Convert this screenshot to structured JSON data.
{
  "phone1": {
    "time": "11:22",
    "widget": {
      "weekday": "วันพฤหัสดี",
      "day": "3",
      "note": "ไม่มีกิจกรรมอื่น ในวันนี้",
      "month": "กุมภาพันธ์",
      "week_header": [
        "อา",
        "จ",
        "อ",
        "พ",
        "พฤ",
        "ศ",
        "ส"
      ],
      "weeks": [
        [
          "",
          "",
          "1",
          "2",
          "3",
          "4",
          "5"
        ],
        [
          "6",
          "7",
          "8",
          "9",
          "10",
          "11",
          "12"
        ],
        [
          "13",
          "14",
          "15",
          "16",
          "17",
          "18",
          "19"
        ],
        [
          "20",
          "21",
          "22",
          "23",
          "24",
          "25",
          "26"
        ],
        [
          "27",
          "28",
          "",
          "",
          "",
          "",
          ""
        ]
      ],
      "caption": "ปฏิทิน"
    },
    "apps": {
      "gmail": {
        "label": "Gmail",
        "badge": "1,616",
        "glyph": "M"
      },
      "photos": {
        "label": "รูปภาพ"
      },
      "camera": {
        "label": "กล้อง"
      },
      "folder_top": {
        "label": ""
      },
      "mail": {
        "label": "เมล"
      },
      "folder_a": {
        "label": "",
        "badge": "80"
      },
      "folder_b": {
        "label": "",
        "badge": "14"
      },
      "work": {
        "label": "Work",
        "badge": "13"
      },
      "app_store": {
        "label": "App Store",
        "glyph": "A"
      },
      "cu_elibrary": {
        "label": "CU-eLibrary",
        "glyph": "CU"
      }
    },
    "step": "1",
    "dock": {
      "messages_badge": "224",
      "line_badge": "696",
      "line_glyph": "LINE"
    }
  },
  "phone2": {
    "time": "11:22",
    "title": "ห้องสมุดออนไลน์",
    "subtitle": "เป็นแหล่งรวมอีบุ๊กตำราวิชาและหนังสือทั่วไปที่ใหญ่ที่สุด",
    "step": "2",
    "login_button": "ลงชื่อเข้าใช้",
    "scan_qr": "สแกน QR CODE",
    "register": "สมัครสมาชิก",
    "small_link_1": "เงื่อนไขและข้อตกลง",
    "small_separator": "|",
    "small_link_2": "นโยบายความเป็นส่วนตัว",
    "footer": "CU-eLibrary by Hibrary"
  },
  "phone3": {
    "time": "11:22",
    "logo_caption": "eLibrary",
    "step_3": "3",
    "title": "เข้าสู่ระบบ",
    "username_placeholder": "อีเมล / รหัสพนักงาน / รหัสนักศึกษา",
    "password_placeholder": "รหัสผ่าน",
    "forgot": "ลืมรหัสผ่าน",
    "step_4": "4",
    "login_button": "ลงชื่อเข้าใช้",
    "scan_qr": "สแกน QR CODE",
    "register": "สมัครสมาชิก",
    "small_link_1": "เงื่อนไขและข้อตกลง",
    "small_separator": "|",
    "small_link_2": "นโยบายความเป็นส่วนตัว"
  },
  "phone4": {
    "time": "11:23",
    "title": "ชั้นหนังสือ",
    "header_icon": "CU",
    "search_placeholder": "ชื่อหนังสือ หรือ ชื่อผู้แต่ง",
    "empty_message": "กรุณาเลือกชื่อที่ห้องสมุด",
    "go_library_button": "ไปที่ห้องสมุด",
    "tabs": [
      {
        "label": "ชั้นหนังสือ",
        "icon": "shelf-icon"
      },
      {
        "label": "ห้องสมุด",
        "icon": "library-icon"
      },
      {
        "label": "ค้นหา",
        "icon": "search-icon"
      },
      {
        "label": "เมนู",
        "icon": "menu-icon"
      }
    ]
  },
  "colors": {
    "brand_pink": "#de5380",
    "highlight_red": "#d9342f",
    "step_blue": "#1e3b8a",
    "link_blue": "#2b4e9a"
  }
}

**Given exercise**
Repeat the records above exactly, from the first line to the last.

**Correct output**
Convert this screenshot to structured JSON data.
{
  "phone1": {
    "time": "11:22",
    "widget": {
      "weekday": "วันพฤหัสดี",
      "day": "3",
      "note": "ไม่มีกิจกรรมอื่น ในวันนี้",
      "month": "กุมภาพันธ์",
      "week_header": [
        "อา",
        "จ",
        "อ",
        "พ",
        "พฤ",
        "ศ",
        "ส"
      ],
      "weeks": [
        [
          "",
          "",
          "1",
          "2",
          "3",
          "4",
          "5"
        ],
        [
          "6",
          "7",
          "8",
          "9",
          "10",
          "11",
          "12"
        ],
        [
          "13",
          "14",
          "15",
          "16",
          "17",
          "18",
          "19"
        ],
        [
          "20",
          "21",
          "22",
          "23",
          "24",
          "25",
          "26"
        ],
        [
          "27",
          "28",
          "",
          "",
          "",
          "",
          ""
        ]
      ],
      "caption": "ปฏิทิน"
    },
    "apps": {
      "gmail": {
        "label": "Gmail",
        "badge": "1,616",
        "glyph": "M"
      },
      "photos": {
        "label": "รูปภาพ"
      },
      "camera": {
        "label": "กล้อง"
      },
      "folder_top": {
        "label": ""
      },
      "mail": {
        "label": "เมล"
      },
      "folder_a": {
        "label": "",
        "badge": "80"
      },
      "folder_b": {
        "label": "",
        "badge": "14"
      },
      "work": {
        "label": "Work",
        "badge": "13"
      },
      "app_store": {
        "label": "App Store",
        "glyph": "A"
      },
      "cu_elibrary": {
        "label": "CU-eLibrary",
        "glyph": "CU"
      }
    },
    "step": "1",
    "dock": {
      "messages_badge": "224",
      "line_badge": "696",
      "line_glyph": "LINE"
    }
  },
  "phone2": {
    "time": "11:22",
    "title": "ห้องสมุดออนไลน์",
    "subtitle": "เป็นแหล่งรวมอีบุ๊กตำราวิชาและหนังสือทั่วไปที่ใหญ่ที่สุด",
    "step": "2",
    "login_button": "ลงชื่อเข้าใช้",
    "scan_qr": "สแกน QR CODE",
    "register": "สมัครสมาชิก",
    "small_link_1": "เงื่อนไขและข้อตกลง",
    "small_separator": "|",
    "small_link_2": "นโยบายความเป็นส่วนตัว",
    "footer": "CU-eLibrary by Hibrary"
  },
  "phone3": {
    "time": "11:22",
    "logo_caption": "eLibrary",
    "step_3": "3",
    "title": "เข้าสู่ระบบ",
    "username_placeholder": "อีเมล / รหัสพนักงาน / รหัสนักศึกษา",
    "password_placeholder": "รหัสผ่าน",
    "forgot": "ลืมรหัสผ่าน",
    "step_4": "4",
    "login_button": "ลงชื่อเข้าใช้",
    "scan_qr": "สแกน QR CODE",
    "register": "สมัครสมาชิก",
    "small_link_1": "เงื่อนไขและข้อตกลง",
    "small_separator": "|",
    "small_link_2": "นโยบายความเป็นส่วนตัว"
  },
  "phone4": {
    "time": "11:23",
    "title": "ชั้นหนังสือ",
    "header_icon": "CU",
    "search_placeholder": "ชื่อหนังสือ หรือ ชื่อผู้แต่ง",
    "empty_message": "กรุณาเลือกชื่อที่ห้องสมุด",
    "go_library_button": "ไปที่ห้องสมุด",
    "tabs": [
      {
        "label": "ชั้นหนังสือ",
        "icon": "shelf-icon"
      },
      {
        "label": "ห้องสมุด",
        "icon": "library-icon"
      },
      {
        "label": "ค้นหา",
        "icon": "search-icon"
      },
      {
        "label": "เมนู",
        "icon": "menu-icon"
      }
    ]
  },
  "colors": {
    "brand_pink": "#de5380",
    "highlight_red": "#d9342f",
    "step_blue": "#1e3b8a",
    "link_blue": "#2b4e9a"
  }
}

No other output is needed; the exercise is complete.